Objective:
Copy each line that holds "Sabatier".

----- Input material

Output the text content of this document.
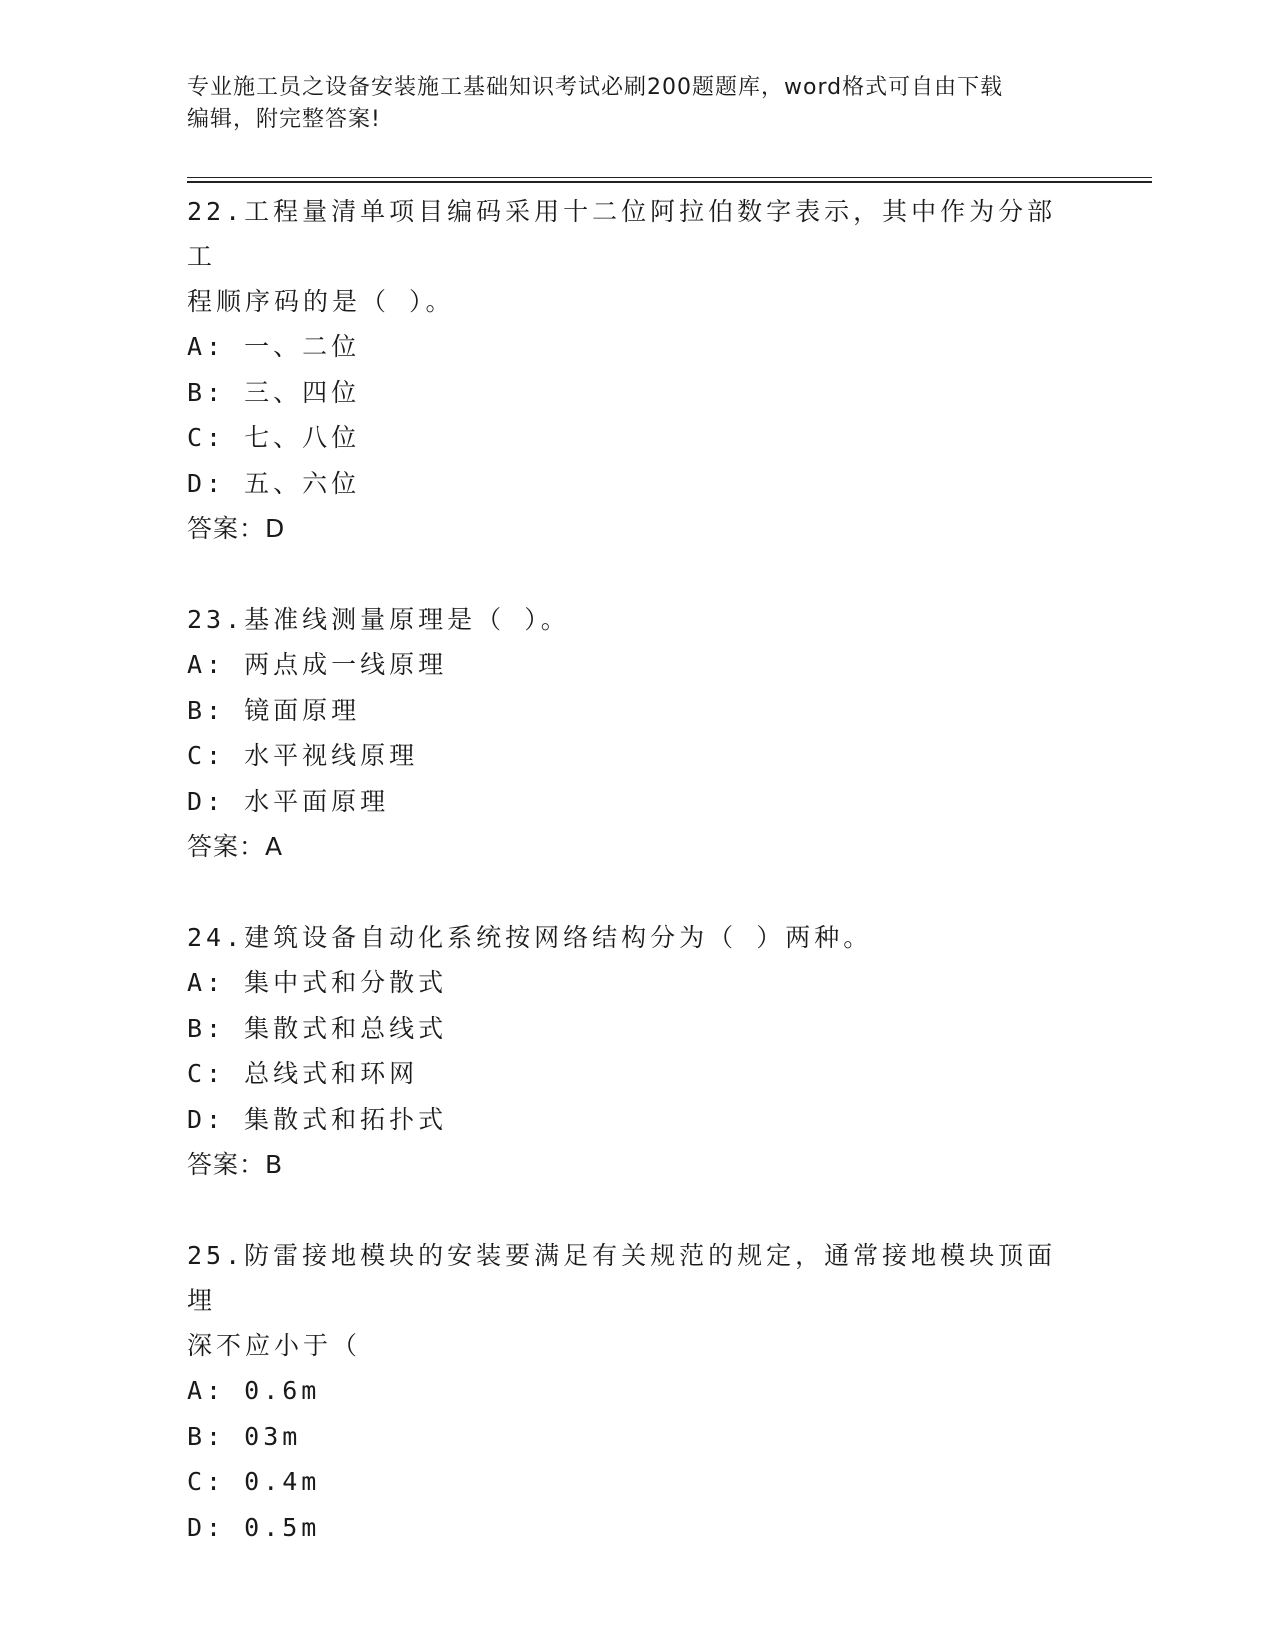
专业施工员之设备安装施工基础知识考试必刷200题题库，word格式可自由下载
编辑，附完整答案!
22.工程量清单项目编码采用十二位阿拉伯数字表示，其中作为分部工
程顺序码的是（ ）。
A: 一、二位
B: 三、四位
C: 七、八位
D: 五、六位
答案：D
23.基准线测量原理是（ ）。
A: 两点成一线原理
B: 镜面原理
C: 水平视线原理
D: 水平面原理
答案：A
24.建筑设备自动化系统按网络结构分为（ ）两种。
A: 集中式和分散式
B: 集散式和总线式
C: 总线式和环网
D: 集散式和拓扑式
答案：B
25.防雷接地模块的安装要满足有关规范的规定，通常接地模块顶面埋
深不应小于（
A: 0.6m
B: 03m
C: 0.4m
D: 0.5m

----------
----- Input material

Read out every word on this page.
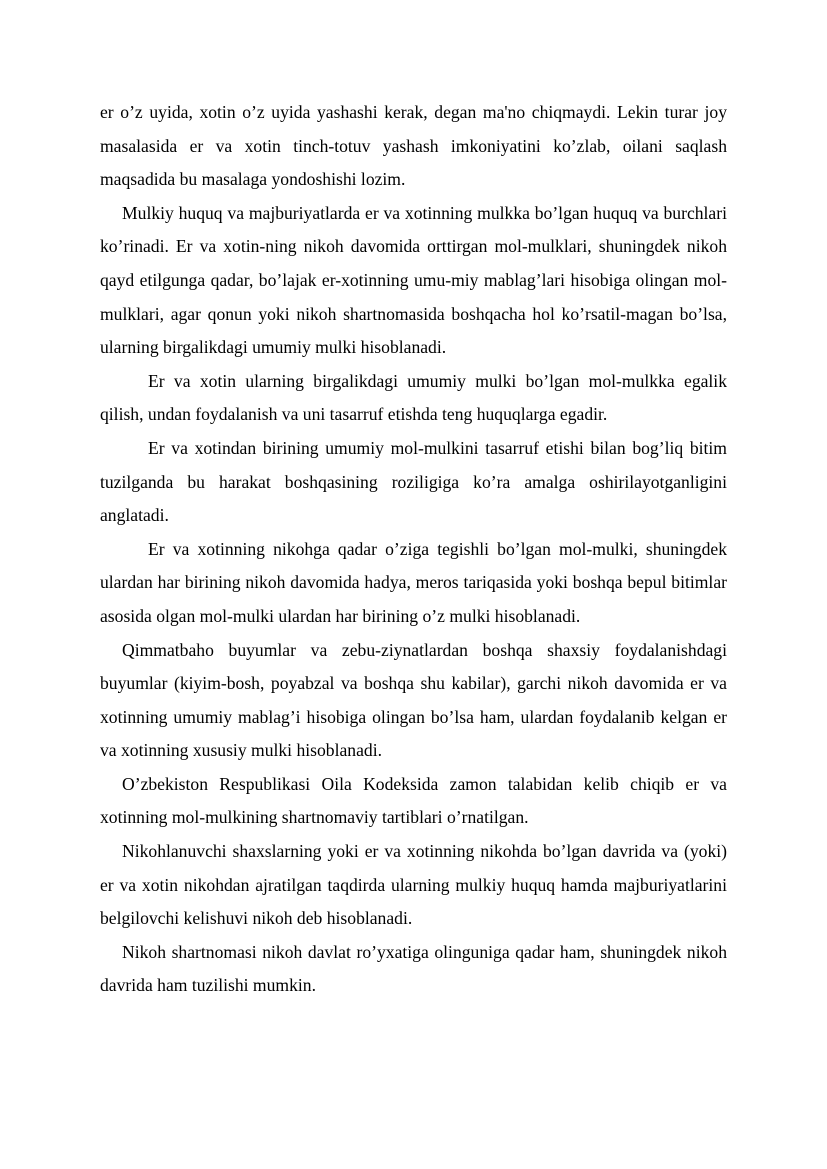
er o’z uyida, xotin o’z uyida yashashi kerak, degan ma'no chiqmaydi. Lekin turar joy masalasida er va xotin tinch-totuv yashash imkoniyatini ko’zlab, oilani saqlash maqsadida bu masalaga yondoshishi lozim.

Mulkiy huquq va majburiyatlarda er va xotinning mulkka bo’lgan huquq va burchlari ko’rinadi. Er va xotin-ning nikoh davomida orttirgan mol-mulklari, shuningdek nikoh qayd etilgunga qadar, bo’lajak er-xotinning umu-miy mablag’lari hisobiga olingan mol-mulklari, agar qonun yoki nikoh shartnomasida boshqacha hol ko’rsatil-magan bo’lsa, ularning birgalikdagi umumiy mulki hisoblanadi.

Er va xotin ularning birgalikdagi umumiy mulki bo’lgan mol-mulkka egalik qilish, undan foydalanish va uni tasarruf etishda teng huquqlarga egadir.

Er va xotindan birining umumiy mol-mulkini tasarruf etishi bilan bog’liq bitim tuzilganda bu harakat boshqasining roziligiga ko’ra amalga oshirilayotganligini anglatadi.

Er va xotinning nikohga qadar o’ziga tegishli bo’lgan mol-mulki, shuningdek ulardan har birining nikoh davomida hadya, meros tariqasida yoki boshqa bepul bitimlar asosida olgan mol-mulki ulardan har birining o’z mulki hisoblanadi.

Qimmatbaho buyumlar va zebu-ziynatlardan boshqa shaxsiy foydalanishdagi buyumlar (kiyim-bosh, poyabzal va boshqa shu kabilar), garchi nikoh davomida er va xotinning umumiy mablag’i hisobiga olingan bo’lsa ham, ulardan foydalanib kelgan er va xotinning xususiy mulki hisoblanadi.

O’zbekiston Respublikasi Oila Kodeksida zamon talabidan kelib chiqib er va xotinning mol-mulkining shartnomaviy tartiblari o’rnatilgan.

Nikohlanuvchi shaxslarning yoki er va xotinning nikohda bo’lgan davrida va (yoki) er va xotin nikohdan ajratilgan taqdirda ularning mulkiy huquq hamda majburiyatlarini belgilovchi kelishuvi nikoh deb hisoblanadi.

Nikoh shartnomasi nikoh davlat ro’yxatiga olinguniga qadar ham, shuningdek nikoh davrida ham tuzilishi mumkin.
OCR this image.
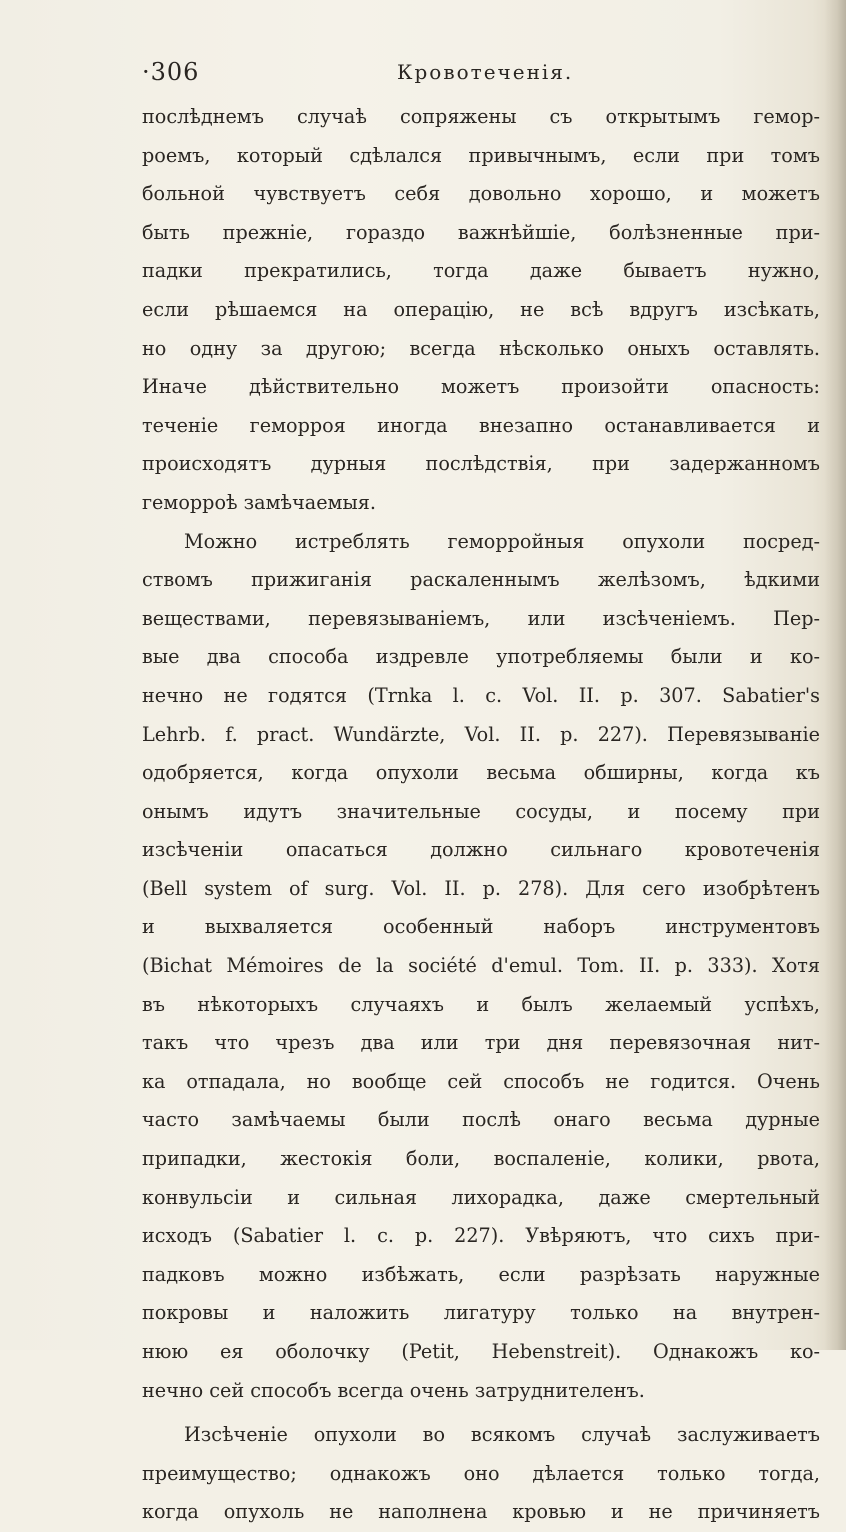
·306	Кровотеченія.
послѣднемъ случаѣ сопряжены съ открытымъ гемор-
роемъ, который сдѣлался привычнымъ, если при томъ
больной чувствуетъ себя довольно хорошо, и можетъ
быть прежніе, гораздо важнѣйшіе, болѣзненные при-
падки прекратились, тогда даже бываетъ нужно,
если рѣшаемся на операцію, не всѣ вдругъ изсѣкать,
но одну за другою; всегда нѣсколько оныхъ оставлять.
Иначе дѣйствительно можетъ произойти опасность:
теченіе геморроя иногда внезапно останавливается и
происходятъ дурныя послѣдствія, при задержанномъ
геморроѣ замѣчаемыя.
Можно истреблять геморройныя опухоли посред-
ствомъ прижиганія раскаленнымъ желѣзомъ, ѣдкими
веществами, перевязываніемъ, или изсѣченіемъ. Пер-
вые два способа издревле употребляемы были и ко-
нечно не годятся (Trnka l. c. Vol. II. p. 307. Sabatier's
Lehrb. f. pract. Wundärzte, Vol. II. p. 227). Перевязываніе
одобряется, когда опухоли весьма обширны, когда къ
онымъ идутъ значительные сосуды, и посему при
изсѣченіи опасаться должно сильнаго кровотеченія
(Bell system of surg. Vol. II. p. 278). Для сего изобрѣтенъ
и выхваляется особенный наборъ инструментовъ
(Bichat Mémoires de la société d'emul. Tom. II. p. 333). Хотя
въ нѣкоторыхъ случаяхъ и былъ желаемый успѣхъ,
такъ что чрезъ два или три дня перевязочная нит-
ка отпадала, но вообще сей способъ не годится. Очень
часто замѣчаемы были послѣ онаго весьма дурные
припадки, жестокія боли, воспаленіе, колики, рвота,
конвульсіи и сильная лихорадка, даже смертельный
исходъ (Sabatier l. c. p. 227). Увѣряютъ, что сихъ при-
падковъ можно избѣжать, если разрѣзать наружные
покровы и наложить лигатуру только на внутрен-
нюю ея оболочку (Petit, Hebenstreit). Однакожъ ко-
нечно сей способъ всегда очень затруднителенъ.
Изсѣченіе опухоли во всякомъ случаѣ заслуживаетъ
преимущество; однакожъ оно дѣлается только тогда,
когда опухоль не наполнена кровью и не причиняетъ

----------
----- Input material

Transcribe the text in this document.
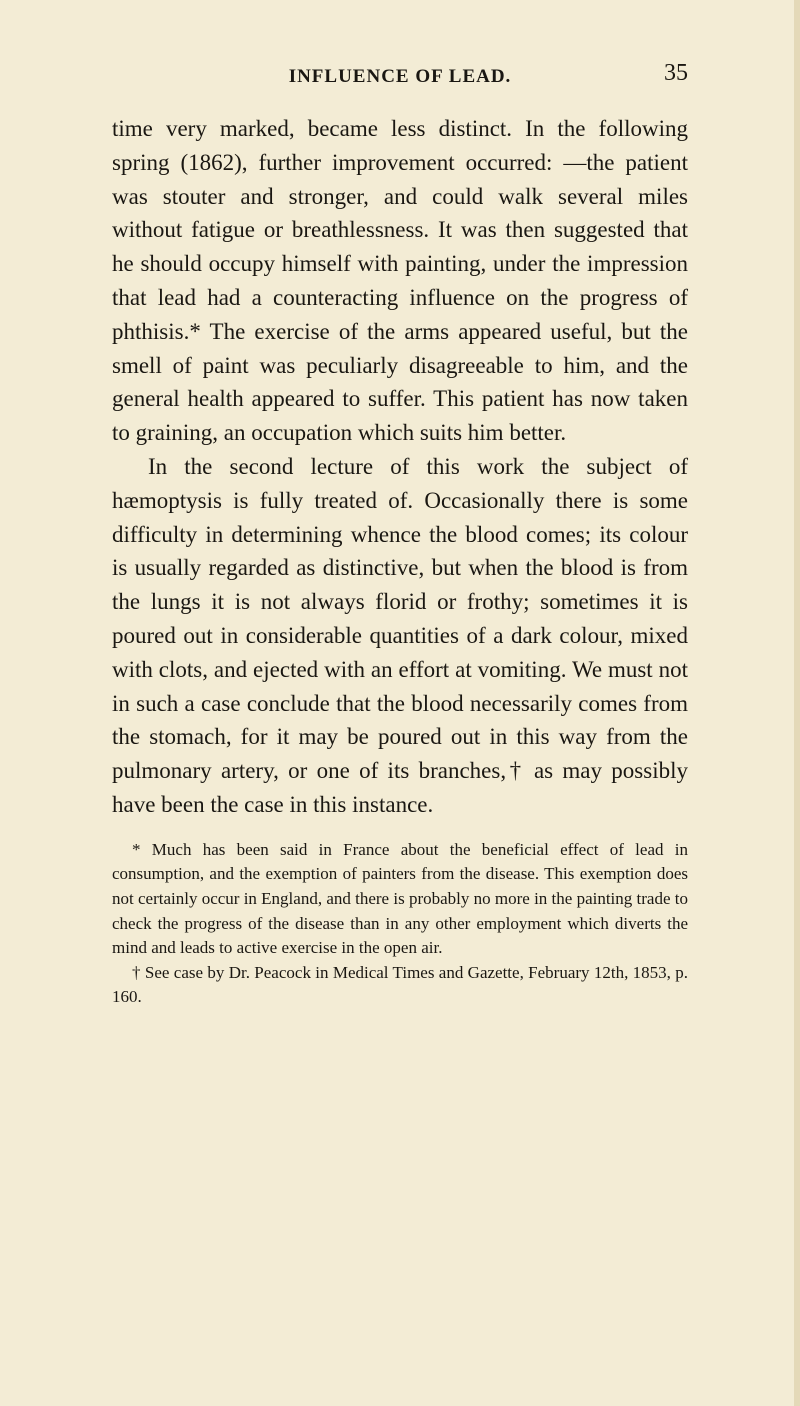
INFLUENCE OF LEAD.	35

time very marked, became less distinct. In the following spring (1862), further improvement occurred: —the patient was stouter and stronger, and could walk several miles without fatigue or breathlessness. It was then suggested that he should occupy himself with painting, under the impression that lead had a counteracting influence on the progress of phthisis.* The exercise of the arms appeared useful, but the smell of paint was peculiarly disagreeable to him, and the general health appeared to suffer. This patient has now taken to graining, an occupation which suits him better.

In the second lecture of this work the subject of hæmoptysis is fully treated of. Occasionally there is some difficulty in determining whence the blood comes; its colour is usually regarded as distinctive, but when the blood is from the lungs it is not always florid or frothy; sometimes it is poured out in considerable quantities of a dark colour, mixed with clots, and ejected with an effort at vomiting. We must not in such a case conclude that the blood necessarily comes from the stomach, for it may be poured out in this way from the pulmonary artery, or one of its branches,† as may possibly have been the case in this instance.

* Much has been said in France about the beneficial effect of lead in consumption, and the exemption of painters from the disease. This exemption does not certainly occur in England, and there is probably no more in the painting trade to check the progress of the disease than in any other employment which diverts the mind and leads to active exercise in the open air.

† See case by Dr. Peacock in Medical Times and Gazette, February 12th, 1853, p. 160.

----------

Final result:
нечно не годятся (Trnka l. c. Vol. II. p. 307. Sabatier's
исходъ (Sabatier l. c. p. 227). Увѣряютъ, что сихъ при-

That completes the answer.